• _SET TASK_
Filter the entries below, keeping only lines with the word "грантов".

• _DATA SHOWN_
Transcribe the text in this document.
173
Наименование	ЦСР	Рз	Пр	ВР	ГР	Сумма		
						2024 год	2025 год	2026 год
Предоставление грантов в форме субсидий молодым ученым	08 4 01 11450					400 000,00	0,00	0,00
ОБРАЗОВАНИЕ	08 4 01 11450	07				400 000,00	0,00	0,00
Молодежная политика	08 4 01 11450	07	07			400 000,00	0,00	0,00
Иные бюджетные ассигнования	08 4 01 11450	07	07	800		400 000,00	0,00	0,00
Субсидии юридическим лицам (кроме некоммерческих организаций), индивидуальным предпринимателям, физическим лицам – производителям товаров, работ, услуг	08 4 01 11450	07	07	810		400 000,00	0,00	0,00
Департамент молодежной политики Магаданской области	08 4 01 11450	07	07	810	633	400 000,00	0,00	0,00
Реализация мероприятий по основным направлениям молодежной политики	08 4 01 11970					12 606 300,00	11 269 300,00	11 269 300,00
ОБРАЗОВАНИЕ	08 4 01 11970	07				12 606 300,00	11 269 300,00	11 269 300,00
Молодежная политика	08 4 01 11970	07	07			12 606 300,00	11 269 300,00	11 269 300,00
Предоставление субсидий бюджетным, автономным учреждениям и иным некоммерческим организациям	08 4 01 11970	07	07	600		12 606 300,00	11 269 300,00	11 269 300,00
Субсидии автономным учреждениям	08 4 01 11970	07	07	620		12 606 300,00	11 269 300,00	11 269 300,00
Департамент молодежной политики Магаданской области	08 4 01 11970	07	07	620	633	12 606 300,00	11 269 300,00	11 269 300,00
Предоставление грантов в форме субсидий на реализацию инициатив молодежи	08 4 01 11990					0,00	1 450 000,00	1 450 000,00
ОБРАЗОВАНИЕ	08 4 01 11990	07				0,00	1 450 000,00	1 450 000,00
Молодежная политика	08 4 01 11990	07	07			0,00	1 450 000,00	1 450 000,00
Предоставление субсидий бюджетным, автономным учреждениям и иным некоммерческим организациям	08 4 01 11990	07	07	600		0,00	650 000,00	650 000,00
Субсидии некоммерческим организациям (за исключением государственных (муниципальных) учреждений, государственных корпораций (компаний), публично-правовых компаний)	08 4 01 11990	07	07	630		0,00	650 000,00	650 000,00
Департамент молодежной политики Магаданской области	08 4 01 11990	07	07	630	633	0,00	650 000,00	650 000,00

---

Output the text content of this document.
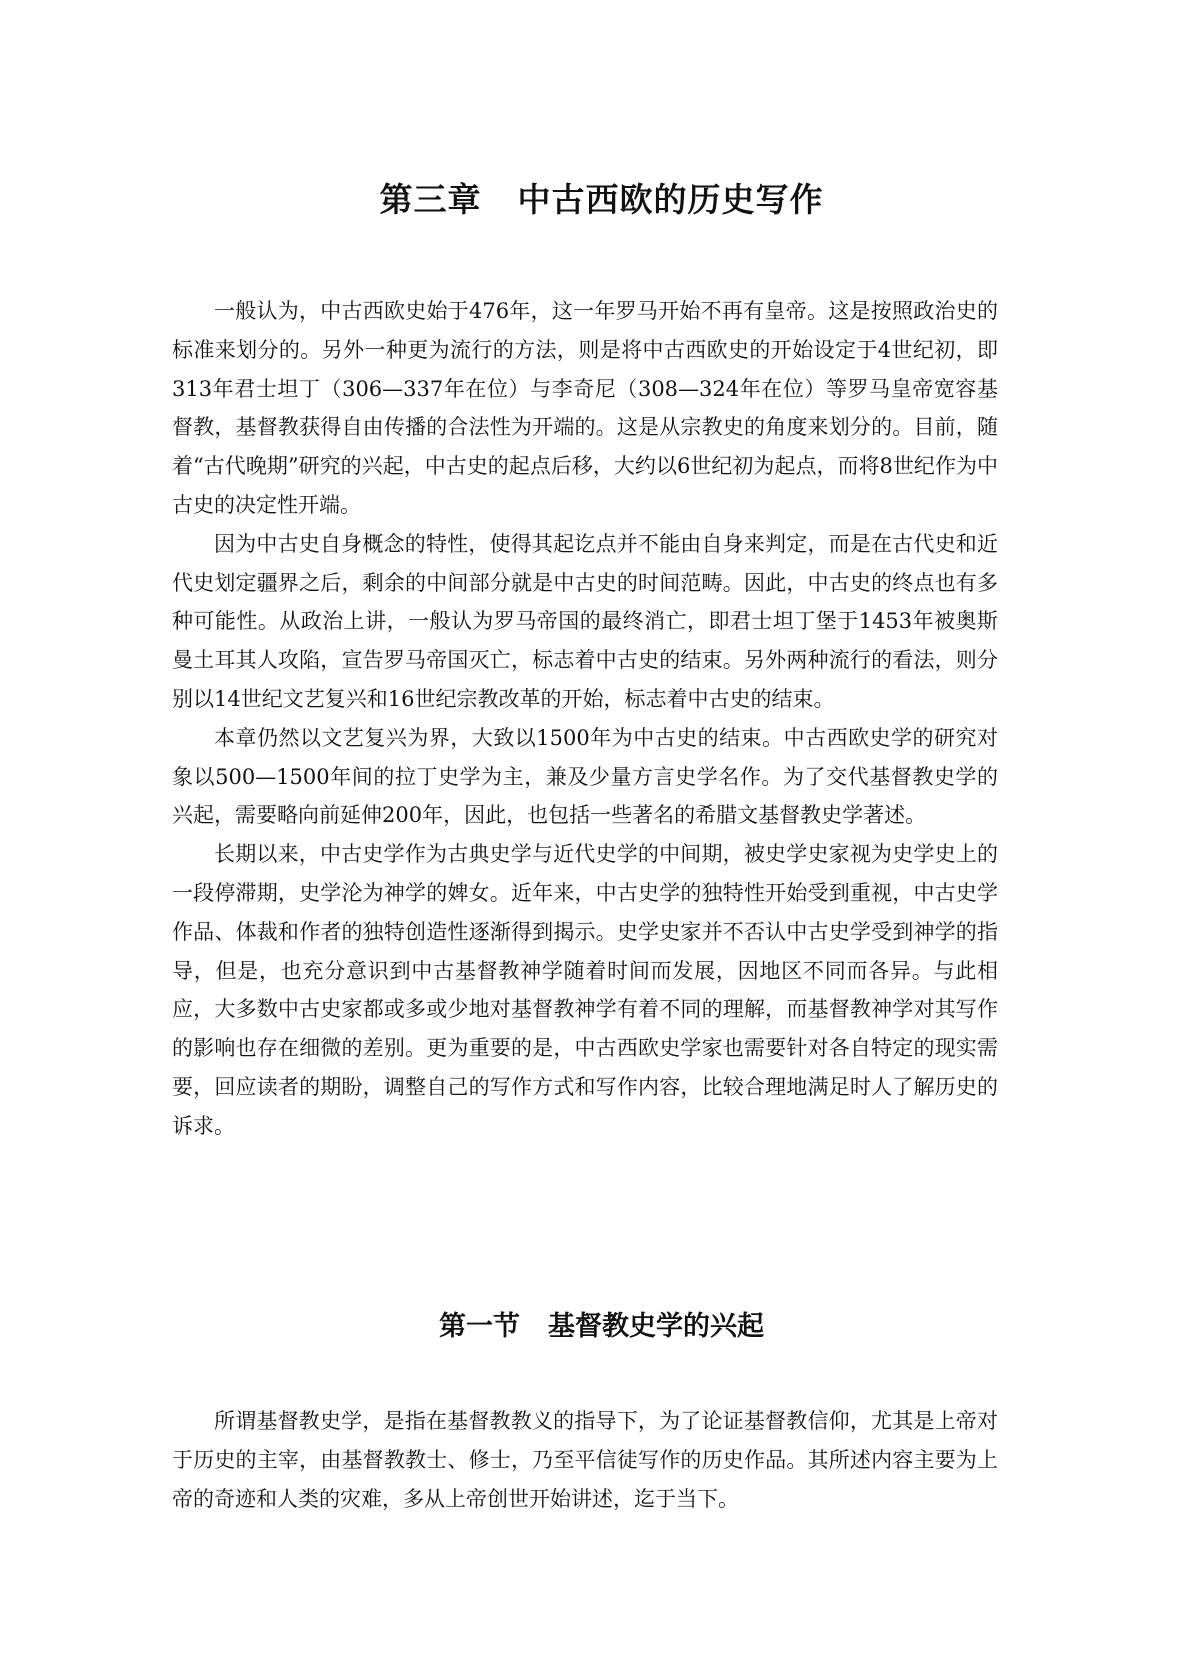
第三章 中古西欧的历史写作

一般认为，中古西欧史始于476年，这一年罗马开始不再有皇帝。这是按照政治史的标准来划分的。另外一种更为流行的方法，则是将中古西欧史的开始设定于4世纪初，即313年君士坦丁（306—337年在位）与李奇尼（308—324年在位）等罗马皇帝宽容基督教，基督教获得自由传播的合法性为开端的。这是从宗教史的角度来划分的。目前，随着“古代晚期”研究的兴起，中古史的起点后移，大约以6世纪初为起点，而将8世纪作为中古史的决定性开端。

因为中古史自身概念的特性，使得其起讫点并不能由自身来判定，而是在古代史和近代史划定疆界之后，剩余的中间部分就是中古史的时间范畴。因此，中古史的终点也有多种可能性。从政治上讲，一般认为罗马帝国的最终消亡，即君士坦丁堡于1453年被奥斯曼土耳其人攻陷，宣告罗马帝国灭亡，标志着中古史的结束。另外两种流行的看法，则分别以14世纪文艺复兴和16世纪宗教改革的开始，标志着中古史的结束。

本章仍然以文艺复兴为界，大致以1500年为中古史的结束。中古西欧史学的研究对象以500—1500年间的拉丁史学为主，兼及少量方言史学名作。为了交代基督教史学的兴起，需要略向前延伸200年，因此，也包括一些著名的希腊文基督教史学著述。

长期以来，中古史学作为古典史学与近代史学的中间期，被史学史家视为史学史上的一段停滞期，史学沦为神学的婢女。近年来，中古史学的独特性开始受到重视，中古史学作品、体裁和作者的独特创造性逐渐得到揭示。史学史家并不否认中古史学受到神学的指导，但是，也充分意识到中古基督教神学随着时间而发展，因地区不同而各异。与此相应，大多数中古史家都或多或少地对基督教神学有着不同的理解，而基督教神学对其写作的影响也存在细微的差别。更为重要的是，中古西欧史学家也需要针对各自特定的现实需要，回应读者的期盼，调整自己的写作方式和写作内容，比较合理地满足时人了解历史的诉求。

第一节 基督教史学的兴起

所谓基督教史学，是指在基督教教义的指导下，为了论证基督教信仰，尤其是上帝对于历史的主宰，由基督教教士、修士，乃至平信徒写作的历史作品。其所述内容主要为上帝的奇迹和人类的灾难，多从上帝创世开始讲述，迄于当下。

==

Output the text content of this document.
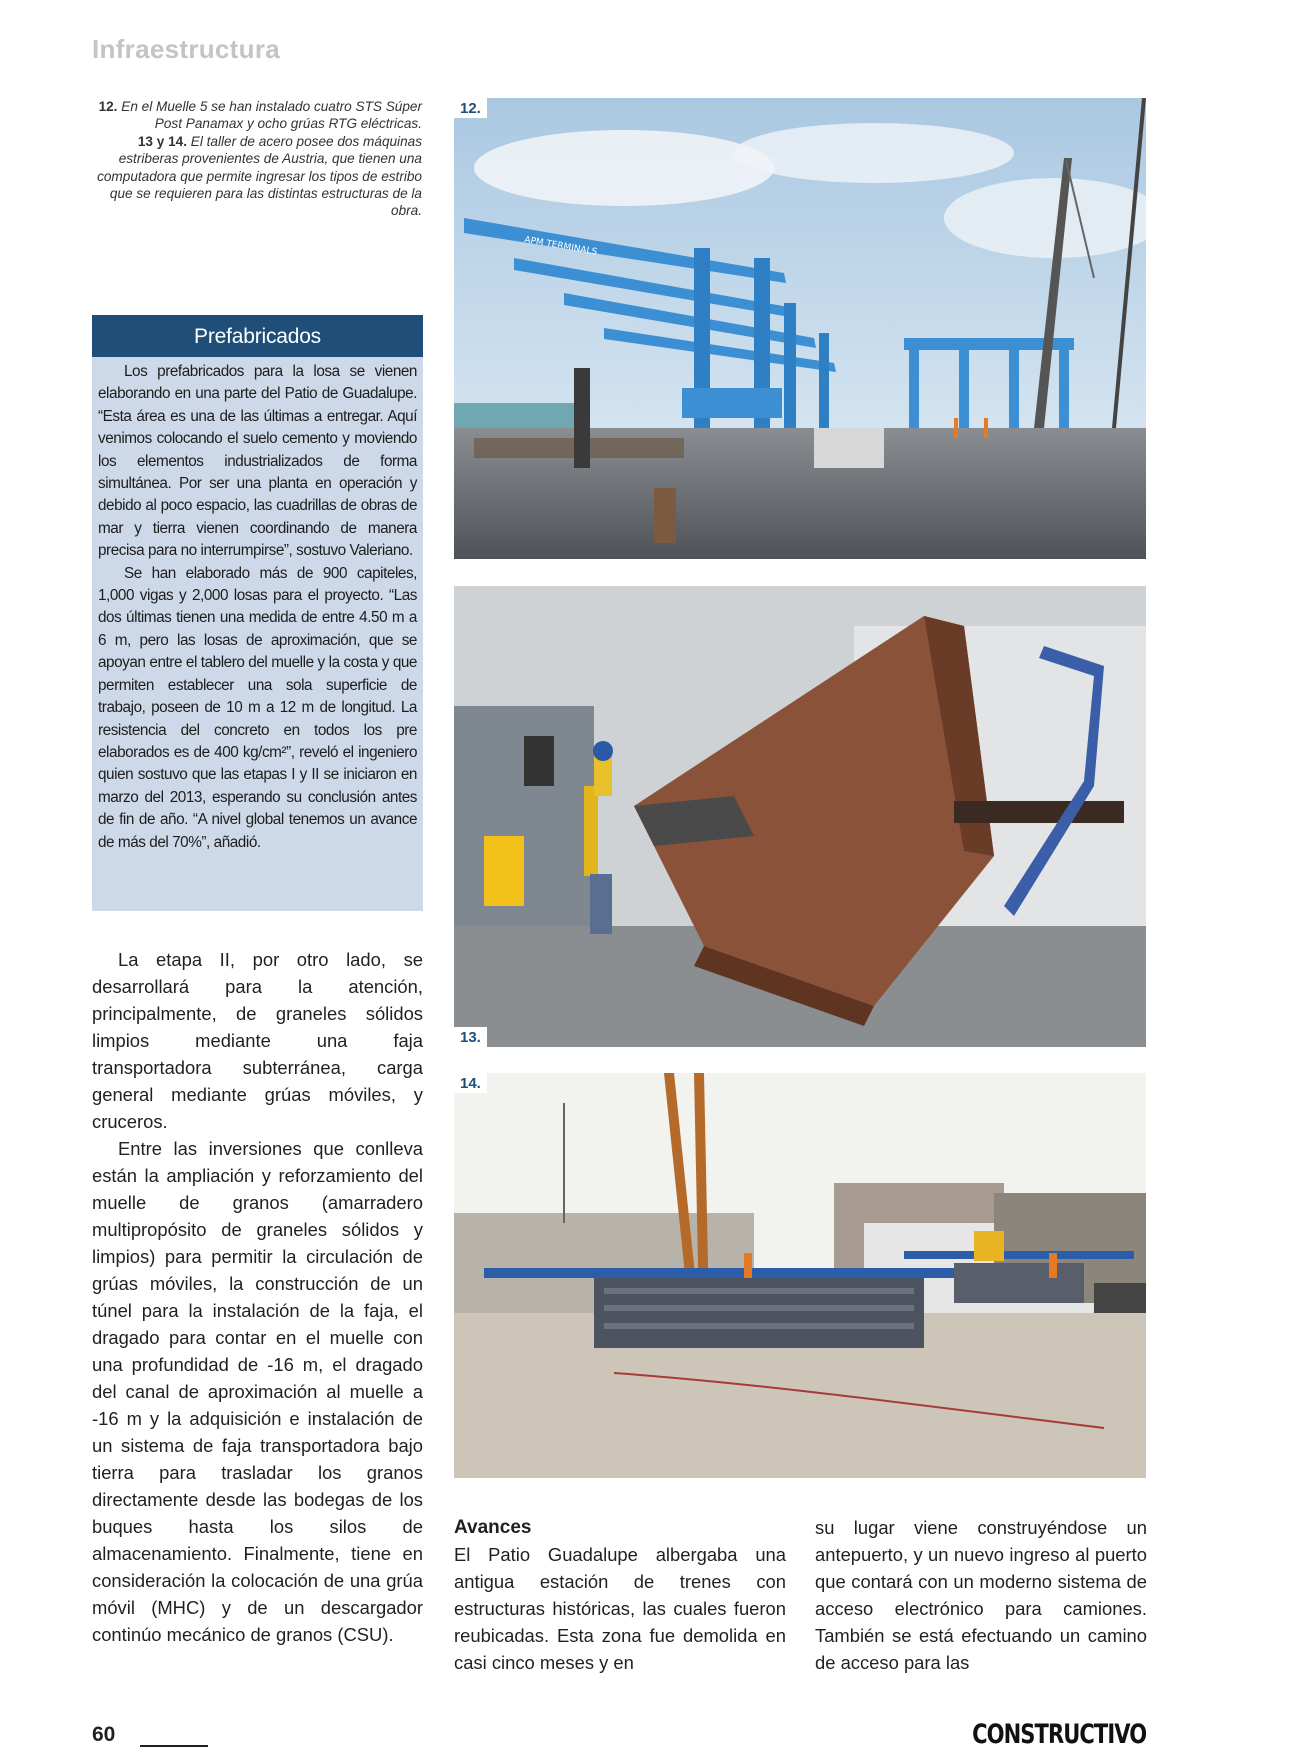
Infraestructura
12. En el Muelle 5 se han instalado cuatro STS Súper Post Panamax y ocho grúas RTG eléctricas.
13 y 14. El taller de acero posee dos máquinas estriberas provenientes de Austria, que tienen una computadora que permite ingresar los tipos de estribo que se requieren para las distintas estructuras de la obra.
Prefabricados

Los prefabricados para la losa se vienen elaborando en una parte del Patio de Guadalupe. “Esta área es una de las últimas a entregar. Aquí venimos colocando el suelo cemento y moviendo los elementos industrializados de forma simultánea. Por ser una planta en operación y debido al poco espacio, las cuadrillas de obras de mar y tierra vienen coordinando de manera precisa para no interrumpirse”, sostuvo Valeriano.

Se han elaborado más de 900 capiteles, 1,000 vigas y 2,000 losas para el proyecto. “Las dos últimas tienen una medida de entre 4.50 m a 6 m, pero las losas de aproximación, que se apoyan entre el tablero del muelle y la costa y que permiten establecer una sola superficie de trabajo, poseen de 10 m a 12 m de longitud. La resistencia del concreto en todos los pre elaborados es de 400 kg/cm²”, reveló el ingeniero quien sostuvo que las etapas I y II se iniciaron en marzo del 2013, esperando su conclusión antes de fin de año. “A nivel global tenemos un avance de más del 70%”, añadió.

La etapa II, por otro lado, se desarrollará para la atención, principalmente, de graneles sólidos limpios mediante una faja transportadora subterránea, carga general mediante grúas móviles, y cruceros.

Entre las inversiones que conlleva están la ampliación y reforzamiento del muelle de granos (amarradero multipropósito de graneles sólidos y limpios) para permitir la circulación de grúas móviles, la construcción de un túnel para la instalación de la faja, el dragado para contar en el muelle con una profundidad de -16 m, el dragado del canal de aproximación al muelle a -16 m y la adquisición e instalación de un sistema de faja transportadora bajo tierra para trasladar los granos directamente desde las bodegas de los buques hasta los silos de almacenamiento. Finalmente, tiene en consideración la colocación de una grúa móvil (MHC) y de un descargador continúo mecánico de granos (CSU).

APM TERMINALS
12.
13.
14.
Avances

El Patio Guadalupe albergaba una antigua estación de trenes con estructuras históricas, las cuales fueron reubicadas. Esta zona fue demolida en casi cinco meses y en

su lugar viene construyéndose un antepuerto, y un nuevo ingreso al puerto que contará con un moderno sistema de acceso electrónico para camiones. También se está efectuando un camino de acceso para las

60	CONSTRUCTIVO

• _RESPONSE FOR THIS EXERCISE_
Предоставление грантов в форме субсидий молодым ученым	08 4 01 11450					400 000,00	0,00	0,00
Предоставление грантов в форме субсидий на реализацию инициатив молодежи	08 4 01 11990					0,00	1 450 000,00	1 450 000,00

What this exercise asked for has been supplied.